Lines of data
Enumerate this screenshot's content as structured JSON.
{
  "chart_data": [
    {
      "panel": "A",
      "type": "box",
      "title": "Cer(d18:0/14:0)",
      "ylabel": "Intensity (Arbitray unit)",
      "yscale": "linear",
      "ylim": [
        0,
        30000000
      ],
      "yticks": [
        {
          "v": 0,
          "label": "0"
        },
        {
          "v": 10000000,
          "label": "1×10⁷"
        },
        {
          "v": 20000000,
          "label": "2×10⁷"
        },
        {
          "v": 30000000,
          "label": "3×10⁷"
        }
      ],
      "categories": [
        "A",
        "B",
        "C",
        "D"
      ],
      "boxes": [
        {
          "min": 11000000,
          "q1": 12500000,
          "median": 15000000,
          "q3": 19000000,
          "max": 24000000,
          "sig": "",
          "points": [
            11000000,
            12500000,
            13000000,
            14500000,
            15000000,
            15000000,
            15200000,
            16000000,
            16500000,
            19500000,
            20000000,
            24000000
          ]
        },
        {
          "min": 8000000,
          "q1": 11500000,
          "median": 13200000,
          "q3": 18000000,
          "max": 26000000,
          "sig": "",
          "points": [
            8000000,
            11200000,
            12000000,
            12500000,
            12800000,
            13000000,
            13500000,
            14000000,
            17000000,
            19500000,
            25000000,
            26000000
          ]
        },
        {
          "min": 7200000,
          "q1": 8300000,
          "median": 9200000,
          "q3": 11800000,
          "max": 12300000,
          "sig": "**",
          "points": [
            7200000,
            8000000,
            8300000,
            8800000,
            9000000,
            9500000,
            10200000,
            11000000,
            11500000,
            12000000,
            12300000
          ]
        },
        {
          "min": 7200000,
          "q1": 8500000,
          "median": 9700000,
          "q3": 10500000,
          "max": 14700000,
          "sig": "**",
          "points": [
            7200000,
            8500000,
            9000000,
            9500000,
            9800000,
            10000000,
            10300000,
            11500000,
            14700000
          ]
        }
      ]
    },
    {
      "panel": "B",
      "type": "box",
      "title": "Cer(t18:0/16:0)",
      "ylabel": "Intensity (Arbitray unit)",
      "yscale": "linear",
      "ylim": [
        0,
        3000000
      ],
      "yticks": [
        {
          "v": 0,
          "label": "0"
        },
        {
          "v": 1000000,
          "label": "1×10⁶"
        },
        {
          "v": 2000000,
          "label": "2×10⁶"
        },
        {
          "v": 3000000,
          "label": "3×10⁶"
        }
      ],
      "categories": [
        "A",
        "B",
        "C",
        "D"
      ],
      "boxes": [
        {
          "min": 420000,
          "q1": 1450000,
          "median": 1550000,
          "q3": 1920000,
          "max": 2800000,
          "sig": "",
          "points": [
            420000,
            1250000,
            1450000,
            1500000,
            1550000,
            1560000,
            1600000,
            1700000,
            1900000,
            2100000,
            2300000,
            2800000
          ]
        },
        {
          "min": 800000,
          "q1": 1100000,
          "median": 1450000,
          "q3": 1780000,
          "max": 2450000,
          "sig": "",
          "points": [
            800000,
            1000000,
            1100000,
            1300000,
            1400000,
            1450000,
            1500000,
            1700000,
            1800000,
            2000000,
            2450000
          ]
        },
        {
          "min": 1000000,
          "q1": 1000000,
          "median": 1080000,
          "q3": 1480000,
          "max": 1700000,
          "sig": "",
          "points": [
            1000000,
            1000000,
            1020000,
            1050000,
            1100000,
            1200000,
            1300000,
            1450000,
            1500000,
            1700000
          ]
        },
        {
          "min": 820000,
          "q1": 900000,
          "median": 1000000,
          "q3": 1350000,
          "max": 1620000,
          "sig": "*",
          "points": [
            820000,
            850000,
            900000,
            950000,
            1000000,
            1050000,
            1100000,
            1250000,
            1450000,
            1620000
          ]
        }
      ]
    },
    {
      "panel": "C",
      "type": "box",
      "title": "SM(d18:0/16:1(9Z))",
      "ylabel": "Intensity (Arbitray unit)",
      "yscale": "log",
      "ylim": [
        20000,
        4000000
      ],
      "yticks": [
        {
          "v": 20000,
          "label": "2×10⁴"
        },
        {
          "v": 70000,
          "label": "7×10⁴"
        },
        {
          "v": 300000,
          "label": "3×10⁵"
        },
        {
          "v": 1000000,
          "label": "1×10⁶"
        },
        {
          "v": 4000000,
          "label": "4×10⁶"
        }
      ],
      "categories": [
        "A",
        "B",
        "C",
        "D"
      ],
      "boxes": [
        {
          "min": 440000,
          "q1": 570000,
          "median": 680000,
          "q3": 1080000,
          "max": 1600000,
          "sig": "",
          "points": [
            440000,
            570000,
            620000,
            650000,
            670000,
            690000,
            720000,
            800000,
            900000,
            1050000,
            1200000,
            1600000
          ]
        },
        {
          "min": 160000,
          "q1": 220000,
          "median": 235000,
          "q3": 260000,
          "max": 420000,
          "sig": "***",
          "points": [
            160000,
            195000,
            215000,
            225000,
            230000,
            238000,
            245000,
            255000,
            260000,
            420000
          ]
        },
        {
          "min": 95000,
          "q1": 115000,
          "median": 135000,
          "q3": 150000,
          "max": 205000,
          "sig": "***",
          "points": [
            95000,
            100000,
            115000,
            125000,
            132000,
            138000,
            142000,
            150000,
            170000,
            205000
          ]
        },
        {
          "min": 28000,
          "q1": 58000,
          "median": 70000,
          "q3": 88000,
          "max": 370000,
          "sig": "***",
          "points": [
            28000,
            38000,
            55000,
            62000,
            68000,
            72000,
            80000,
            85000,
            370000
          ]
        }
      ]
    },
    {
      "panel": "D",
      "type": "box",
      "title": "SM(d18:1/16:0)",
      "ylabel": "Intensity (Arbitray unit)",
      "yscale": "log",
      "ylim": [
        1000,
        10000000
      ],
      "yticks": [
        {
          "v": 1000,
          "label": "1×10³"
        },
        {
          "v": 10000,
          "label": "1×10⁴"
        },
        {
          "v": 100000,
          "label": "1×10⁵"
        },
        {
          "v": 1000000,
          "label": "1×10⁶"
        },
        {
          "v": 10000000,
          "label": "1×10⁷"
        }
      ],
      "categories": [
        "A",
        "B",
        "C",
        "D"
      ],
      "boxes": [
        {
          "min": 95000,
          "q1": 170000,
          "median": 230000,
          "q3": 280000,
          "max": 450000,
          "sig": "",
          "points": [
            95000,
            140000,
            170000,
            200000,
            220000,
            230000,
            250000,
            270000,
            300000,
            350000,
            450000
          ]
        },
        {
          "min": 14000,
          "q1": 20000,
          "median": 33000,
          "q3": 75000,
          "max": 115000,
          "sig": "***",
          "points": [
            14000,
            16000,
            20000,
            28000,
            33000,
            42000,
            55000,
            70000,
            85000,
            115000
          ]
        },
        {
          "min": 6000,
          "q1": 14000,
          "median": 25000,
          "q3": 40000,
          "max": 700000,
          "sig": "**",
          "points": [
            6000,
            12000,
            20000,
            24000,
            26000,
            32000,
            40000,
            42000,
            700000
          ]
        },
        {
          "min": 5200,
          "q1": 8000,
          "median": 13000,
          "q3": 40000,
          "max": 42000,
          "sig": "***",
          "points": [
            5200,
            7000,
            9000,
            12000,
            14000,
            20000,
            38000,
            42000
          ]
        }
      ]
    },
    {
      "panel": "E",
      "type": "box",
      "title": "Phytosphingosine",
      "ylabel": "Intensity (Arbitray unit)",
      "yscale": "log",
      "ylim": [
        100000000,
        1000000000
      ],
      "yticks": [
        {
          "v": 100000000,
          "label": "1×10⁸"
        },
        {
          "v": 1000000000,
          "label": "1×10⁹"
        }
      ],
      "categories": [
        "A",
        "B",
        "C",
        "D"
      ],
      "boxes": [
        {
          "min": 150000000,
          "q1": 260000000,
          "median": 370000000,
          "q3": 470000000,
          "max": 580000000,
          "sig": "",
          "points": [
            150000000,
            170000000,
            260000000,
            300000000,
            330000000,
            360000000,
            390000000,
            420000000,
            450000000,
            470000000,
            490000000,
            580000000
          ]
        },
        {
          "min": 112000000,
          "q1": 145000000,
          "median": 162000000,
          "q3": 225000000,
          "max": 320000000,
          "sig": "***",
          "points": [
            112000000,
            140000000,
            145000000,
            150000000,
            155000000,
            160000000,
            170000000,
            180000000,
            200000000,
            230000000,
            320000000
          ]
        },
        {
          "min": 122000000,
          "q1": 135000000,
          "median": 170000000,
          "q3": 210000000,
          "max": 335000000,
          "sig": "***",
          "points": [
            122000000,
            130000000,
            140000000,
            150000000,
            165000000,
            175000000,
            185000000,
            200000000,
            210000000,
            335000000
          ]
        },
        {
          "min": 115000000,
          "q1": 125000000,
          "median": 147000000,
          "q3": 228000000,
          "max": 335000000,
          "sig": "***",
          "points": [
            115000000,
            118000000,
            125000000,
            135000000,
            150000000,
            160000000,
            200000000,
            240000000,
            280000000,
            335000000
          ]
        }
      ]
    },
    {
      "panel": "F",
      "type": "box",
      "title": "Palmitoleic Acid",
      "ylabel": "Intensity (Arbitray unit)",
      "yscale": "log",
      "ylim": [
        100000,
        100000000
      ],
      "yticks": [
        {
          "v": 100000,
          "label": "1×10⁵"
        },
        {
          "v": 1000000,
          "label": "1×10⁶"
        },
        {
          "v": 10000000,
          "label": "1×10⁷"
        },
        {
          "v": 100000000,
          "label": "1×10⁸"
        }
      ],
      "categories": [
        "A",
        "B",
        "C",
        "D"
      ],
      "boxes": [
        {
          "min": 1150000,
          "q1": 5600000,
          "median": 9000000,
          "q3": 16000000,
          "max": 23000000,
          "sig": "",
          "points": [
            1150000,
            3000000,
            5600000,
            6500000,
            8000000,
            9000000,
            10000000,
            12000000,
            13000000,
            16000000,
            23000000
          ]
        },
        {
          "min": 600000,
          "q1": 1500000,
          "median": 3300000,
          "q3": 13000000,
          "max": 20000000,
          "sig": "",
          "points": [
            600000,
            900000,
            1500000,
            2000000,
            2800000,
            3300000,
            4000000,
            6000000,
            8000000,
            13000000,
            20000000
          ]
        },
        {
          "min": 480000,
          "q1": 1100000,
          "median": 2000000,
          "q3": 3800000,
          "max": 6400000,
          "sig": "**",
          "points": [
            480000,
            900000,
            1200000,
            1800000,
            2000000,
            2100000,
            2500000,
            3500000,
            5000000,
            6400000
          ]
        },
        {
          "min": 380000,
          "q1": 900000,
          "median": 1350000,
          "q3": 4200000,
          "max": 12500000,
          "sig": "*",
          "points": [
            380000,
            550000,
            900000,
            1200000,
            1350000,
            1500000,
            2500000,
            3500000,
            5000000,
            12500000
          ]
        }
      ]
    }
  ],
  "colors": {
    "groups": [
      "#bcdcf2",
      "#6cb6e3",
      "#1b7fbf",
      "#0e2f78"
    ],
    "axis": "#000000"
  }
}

__AIM OF THE TASK__: Identify all lines in the records above with the word "title".

__FINAL RESULT__:
      "title": "Cer(d18:0/14:0)",
      "title": "Cer(t18:0/16:0)",
      "title": "SM(d18:0/16:1(9Z))",
      "title": "SM(d18:1/16:0)",
      "title": "Phytosphingosine",
      "title": "Palmitoleic Acid",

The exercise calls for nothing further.